:: TASK INPUT
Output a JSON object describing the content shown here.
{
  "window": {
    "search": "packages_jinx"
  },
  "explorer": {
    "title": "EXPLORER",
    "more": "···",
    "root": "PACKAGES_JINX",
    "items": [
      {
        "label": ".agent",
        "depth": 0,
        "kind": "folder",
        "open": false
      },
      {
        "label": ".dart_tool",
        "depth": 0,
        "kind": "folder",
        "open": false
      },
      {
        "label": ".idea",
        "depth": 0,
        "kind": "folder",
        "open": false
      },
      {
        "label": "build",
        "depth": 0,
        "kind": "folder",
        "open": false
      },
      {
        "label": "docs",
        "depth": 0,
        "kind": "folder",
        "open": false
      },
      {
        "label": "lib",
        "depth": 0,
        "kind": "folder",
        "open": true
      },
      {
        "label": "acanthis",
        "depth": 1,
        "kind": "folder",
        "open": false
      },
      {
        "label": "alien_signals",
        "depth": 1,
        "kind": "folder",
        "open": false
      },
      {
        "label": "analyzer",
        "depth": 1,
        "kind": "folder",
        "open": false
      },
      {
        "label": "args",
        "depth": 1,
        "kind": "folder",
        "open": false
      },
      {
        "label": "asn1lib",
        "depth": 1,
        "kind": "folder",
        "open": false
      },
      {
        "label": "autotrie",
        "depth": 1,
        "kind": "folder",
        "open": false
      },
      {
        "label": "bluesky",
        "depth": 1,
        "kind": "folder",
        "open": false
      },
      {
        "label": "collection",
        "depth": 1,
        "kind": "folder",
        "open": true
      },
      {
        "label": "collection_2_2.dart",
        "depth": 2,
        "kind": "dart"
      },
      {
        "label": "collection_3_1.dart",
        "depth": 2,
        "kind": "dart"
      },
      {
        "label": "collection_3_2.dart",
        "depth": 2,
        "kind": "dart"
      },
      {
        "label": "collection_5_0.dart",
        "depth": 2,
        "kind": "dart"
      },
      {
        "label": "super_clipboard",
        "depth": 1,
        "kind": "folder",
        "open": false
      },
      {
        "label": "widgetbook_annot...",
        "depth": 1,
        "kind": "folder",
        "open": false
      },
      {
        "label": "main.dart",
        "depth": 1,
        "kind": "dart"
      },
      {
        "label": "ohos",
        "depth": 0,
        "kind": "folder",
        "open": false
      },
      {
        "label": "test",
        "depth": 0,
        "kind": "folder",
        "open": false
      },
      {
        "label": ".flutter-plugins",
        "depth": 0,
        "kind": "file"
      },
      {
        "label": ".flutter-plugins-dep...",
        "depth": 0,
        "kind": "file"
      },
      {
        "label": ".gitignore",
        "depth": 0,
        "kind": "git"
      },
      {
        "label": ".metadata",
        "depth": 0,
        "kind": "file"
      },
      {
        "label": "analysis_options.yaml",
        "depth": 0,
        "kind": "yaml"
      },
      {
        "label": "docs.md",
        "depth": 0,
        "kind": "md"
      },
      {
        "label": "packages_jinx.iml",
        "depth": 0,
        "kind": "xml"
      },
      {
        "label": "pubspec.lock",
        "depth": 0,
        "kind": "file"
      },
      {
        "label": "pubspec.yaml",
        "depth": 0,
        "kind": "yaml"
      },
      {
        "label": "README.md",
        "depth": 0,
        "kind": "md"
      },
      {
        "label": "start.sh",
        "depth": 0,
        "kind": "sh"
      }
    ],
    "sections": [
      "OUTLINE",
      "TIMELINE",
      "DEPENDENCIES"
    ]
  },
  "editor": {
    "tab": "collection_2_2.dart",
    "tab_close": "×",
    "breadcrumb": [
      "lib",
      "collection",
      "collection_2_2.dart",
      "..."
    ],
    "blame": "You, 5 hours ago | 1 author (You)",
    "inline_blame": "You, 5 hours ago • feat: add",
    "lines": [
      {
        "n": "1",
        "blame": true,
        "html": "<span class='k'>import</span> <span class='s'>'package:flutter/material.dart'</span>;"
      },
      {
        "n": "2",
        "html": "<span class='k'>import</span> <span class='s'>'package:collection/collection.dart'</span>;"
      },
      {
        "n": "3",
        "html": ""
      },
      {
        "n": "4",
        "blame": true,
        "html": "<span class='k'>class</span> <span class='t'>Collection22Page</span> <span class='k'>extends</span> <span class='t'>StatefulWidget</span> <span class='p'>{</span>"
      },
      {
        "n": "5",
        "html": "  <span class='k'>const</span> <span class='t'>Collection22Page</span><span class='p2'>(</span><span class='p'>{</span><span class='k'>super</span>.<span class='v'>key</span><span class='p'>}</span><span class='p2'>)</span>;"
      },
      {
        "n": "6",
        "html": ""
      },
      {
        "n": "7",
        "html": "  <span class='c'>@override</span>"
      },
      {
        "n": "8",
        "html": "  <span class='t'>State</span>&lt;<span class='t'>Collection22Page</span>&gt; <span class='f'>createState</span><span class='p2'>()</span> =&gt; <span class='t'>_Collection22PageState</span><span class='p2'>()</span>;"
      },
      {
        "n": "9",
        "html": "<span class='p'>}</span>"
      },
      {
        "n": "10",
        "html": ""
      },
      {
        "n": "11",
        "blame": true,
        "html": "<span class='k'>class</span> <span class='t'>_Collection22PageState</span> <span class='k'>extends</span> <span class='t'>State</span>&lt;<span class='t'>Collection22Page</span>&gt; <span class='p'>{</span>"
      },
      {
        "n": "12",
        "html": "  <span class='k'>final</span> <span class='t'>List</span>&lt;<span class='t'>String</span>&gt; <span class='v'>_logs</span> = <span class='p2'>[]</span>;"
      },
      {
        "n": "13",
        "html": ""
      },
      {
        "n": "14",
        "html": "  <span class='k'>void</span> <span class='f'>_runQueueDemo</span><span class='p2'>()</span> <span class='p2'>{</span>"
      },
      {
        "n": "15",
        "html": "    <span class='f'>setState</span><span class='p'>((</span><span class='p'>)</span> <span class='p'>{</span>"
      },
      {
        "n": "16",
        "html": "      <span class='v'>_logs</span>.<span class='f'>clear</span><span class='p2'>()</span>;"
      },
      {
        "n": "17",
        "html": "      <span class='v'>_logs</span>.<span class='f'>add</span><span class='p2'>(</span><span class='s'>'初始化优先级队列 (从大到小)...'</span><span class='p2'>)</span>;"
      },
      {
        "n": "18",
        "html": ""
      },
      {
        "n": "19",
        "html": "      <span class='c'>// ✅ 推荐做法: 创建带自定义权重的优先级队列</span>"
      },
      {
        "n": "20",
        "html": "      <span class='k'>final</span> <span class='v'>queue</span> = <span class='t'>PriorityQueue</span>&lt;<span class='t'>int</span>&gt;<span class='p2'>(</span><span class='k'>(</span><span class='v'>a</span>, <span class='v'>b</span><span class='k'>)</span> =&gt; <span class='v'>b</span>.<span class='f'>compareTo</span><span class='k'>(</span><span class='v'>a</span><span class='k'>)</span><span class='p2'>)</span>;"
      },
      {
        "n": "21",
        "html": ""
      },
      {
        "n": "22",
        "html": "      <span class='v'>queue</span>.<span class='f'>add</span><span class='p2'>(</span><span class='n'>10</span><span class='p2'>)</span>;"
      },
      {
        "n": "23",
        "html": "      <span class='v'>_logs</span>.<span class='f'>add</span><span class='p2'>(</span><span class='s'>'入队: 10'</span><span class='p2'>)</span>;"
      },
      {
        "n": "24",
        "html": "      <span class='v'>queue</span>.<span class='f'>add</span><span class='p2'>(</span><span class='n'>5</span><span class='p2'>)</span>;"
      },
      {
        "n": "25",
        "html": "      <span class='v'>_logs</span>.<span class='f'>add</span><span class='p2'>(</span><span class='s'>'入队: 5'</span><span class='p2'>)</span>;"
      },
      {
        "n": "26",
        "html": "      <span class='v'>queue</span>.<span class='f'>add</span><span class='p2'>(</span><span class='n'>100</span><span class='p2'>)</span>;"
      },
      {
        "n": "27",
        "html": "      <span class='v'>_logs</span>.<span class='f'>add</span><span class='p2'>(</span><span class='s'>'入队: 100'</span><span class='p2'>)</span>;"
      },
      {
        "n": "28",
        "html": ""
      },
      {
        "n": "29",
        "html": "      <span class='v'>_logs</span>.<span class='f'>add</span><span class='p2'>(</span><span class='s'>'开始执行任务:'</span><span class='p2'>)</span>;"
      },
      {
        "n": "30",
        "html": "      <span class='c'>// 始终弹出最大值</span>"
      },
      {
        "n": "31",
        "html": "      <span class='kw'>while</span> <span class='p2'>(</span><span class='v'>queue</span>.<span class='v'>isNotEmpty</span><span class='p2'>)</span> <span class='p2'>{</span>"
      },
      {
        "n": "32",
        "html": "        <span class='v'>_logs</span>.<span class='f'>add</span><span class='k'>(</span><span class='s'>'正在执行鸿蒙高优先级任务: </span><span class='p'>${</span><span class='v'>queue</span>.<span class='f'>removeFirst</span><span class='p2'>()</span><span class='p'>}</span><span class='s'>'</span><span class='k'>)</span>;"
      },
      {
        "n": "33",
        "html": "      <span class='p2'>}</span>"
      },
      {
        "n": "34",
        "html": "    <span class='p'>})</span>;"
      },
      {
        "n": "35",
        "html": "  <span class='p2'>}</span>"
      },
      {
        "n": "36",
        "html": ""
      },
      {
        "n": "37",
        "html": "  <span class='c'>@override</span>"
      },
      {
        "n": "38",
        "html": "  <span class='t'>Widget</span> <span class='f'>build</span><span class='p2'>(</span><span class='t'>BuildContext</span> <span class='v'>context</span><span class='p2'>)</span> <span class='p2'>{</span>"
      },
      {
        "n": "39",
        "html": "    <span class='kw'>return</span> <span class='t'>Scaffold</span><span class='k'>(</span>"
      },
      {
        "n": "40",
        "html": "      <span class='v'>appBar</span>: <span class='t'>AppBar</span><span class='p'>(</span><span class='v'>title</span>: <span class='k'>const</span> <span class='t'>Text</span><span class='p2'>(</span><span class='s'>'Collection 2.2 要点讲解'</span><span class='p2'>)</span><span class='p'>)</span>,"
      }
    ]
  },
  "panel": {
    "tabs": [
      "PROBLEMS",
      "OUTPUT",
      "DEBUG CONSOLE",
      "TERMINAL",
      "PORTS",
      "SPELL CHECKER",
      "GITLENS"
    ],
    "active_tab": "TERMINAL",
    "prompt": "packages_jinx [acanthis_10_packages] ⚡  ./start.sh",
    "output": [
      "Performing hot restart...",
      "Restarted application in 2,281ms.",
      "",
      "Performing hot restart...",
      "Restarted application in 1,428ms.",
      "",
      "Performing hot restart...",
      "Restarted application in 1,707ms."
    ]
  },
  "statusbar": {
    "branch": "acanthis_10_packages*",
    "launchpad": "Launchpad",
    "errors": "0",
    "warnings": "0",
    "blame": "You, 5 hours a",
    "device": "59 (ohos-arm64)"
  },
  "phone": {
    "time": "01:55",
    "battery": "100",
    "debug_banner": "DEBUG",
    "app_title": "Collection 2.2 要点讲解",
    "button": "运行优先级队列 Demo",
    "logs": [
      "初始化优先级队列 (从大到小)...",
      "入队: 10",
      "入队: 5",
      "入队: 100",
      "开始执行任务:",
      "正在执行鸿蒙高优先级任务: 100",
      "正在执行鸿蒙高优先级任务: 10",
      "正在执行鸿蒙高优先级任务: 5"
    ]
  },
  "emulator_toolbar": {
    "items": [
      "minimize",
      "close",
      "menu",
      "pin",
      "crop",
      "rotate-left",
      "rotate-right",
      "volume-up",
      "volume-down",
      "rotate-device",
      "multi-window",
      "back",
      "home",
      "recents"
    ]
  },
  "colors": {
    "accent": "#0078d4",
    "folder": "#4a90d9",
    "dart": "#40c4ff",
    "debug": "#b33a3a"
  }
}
::::
● **EXERCISE DETAILS**
Copy all the lines above that hold the string "yaml".

● **TASK OUTPUT**
        "label": "analysis_options.yaml",
        "kind": "yaml"
        "label": "pubspec.yaml",
        "kind": "yaml"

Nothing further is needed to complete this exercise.